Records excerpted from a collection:

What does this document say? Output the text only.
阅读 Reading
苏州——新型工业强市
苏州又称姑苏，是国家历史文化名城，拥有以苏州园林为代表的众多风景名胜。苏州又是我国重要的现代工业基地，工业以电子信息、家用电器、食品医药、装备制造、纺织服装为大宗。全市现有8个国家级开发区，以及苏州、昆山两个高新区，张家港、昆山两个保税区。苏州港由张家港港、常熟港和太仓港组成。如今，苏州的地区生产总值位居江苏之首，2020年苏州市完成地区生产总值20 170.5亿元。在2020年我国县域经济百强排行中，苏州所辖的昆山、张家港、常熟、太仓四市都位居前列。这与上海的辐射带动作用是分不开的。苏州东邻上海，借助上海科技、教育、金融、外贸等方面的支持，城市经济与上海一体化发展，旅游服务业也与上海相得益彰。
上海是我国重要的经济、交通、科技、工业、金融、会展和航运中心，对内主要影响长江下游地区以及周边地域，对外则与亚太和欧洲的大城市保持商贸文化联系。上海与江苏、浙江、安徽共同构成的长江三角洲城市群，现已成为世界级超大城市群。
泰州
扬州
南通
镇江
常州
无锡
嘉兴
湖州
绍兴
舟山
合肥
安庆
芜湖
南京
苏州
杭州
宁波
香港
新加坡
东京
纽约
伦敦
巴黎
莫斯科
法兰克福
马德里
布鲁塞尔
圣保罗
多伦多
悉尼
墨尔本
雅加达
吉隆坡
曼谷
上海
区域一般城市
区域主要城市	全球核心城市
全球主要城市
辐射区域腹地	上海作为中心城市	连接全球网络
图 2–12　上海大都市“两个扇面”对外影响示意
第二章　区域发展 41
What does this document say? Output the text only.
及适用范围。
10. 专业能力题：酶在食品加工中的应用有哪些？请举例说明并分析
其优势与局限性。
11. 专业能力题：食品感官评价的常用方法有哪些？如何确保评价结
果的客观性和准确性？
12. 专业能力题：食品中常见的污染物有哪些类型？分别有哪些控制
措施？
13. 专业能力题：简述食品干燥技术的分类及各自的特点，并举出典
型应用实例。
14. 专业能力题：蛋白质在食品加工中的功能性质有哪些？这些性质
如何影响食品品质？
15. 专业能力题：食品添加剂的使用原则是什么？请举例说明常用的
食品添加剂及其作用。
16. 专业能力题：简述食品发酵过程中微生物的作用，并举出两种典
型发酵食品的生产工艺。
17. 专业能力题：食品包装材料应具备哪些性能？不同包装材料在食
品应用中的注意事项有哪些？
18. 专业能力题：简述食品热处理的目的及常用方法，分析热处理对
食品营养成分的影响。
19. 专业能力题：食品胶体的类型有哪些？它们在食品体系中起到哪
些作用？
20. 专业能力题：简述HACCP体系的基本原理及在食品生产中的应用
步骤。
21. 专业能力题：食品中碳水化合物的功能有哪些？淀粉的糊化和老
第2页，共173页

[EXERCISE AIM]
Write the listing out again, exactly as shown above.

[COMPLETED TASK]
What does this document say? Output the text only.
阅读 Reading
苏州——新型工业强市
苏州又称姑苏，是国家历史文化名城，拥有以苏州园林为代表的众多风景名胜。苏州又是我国重要的现代工业基地，工业以电子信息、家用电器、食品医药、装备制造、纺织服装为大宗。全市现有8个国家级开发区，以及苏州、昆山两个高新区，张家港、昆山两个保税区。苏州港由张家港港、常熟港和太仓港组成。如今，苏州的地区生产总值位居江苏之首，2020年苏州市完成地区生产总值20 170.5亿元。在2020年我国县域经济百强排行中，苏州所辖的昆山、张家港、常熟、太仓四市都位居前列。这与上海的辐射带动作用是分不开的。苏州东邻上海，借助上海科技、教育、金融、外贸等方面的支持，城市经济与上海一体化发展，旅游服务业也与上海相得益彰。
上海是我国重要的经济、交通、科技、工业、金融、会展和航运中心，对内主要影响长江下游地区以及周边地域，对外则与亚太和欧洲的大城市保持商贸文化联系。上海与江苏、浙江、安徽共同构成的长江三角洲城市群，现已成为世界级超大城市群。
泰州
扬州
南通
镇江
常州
无锡
嘉兴
湖州
绍兴
舟山
合肥
安庆
芜湖
南京
苏州
杭州
宁波
香港
新加坡
东京
纽约
伦敦
巴黎
莫斯科
法兰克福
马德里
布鲁塞尔
圣保罗
多伦多
悉尼
墨尔本
雅加达
吉隆坡
曼谷
上海
区域一般城市
区域主要城市	全球核心城市
全球主要城市
辐射区域腹地	上海作为中心城市	连接全球网络
图 2–12　上海大都市“两个扇面”对外影响示意
第二章　区域发展 41
What does this document say? Output the text only.
及适用范围。
10. 专业能力题：酶在食品加工中的应用有哪些？请举例说明并分析
其优势与局限性。
11. 专业能力题：食品感官评价的常用方法有哪些？如何确保评价结
果的客观性和准确性？
12. 专业能力题：食品中常见的污染物有哪些类型？分别有哪些控制
措施？
13. 专业能力题：简述食品干燥技术的分类及各自的特点，并举出典
型应用实例。
14. 专业能力题：蛋白质在食品加工中的功能性质有哪些？这些性质
如何影响食品品质？
15. 专业能力题：食品添加剂的使用原则是什么？请举例说明常用的
食品添加剂及其作用。
16. 专业能力题：简述食品发酵过程中微生物的作用，并举出两种典
型发酵食品的生产工艺。
17. 专业能力题：食品包装材料应具备哪些性能？不同包装材料在食
品应用中的注意事项有哪些？
18. 专业能力题：简述食品热处理的目的及常用方法，分析热处理对
食品营养成分的影响。
19. 专业能力题：食品胶体的类型有哪些？它们在食品体系中起到哪
些作用？
20. 专业能力题：简述HACCP体系的基本原理及在食品生产中的应用
步骤。
21. 专业能力题：食品中碳水化合物的功能有哪些？淀粉的糊化和老
第2页，共173页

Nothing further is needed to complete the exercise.